Lift every line from the entries that includes the word "otra".

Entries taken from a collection
####################

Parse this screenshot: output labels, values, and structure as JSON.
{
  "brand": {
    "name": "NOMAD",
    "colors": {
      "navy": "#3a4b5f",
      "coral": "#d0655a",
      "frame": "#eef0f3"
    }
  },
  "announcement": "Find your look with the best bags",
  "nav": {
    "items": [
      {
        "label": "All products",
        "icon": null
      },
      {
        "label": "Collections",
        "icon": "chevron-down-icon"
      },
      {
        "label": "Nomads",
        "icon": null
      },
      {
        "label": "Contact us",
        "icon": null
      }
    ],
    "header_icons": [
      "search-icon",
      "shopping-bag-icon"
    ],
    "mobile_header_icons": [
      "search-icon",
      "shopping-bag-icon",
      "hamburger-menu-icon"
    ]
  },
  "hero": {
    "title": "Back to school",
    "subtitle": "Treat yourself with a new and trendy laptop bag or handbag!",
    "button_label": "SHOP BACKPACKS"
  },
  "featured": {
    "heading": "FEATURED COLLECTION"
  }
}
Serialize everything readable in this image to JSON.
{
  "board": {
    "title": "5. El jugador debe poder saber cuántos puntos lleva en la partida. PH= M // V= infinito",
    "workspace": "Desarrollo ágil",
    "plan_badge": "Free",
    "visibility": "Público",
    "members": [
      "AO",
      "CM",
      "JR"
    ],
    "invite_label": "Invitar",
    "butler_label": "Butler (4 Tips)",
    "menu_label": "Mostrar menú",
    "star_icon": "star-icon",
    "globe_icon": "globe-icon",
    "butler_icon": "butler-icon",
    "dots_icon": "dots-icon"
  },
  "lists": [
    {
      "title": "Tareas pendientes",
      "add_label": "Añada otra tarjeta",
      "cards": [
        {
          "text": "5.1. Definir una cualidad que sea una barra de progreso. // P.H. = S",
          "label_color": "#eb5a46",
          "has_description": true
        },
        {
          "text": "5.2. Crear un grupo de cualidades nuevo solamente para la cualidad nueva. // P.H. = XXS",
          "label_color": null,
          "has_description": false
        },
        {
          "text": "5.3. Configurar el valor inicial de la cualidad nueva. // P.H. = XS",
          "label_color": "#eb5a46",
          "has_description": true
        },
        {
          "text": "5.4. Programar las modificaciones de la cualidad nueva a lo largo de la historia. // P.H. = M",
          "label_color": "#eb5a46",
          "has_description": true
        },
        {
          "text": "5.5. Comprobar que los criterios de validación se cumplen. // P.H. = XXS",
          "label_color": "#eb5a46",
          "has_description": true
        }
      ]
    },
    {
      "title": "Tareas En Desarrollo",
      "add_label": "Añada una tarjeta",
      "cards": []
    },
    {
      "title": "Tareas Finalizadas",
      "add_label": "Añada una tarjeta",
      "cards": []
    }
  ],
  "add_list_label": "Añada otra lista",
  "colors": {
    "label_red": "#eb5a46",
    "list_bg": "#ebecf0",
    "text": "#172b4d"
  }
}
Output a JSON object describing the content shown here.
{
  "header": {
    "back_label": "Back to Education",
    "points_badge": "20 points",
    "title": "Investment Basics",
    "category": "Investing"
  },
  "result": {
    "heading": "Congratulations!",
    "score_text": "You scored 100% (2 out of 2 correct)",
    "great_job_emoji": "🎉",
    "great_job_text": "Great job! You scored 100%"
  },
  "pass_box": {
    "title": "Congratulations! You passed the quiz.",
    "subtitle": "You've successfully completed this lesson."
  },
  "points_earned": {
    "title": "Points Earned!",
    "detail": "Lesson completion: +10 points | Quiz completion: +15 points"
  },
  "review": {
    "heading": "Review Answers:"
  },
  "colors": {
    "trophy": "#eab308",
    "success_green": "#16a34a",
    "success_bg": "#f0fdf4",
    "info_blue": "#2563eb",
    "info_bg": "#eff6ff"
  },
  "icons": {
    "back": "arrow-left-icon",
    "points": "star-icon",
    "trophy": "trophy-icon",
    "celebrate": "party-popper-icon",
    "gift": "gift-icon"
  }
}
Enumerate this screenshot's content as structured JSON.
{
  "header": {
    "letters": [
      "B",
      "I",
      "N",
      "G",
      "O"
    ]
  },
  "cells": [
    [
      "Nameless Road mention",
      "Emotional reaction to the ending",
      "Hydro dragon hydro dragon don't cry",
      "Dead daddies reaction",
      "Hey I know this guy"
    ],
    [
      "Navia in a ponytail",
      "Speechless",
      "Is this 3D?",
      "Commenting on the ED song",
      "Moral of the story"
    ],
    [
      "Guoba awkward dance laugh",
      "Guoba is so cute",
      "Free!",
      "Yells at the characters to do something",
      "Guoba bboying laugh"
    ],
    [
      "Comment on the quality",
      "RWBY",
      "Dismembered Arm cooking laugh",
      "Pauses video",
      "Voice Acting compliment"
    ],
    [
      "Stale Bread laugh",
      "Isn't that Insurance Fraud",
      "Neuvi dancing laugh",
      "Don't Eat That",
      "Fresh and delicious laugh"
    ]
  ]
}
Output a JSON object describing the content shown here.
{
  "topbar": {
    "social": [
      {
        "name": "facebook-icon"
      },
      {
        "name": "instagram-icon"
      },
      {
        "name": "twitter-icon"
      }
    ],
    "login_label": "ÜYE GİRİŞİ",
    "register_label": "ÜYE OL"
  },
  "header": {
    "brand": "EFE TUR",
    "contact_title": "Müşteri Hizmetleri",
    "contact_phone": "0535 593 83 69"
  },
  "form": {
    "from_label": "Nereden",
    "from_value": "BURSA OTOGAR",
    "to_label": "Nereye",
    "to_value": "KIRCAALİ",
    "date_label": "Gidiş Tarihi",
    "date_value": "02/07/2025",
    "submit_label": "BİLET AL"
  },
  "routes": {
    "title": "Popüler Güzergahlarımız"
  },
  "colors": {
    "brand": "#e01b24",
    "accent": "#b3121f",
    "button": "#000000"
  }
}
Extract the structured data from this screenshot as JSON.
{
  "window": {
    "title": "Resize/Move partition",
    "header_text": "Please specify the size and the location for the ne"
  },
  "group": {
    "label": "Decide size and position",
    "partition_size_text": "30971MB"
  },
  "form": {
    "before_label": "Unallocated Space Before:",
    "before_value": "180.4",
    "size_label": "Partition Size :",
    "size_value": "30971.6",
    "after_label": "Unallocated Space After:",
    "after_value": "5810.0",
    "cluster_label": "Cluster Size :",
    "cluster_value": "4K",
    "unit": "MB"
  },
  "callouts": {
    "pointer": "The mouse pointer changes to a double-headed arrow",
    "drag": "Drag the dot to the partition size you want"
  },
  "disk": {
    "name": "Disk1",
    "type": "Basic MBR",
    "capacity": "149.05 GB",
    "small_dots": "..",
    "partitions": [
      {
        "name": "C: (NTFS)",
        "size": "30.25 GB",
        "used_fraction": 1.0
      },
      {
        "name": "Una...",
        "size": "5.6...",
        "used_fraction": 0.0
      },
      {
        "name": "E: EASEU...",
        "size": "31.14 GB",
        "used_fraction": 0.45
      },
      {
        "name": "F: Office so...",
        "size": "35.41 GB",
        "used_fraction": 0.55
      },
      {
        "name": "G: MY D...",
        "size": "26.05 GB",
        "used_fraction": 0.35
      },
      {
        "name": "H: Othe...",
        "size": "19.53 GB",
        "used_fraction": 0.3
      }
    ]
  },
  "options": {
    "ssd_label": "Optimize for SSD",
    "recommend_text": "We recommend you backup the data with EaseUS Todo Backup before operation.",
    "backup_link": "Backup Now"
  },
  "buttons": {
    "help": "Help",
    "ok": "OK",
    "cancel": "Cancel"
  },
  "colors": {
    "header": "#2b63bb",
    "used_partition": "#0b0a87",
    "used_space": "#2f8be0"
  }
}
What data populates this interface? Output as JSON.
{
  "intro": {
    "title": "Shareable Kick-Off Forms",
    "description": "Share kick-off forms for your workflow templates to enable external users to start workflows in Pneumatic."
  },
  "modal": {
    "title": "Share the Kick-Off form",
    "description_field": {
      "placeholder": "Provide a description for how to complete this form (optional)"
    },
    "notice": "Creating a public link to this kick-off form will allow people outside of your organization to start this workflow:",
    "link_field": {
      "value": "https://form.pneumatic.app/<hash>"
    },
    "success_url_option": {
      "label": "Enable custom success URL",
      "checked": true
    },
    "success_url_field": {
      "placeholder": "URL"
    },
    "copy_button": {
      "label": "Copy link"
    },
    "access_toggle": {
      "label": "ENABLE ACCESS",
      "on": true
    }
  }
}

####################

→ Solution:
      "add_label": "Añada otra tarjeta",
  "add_list_label": "Añada otra lista",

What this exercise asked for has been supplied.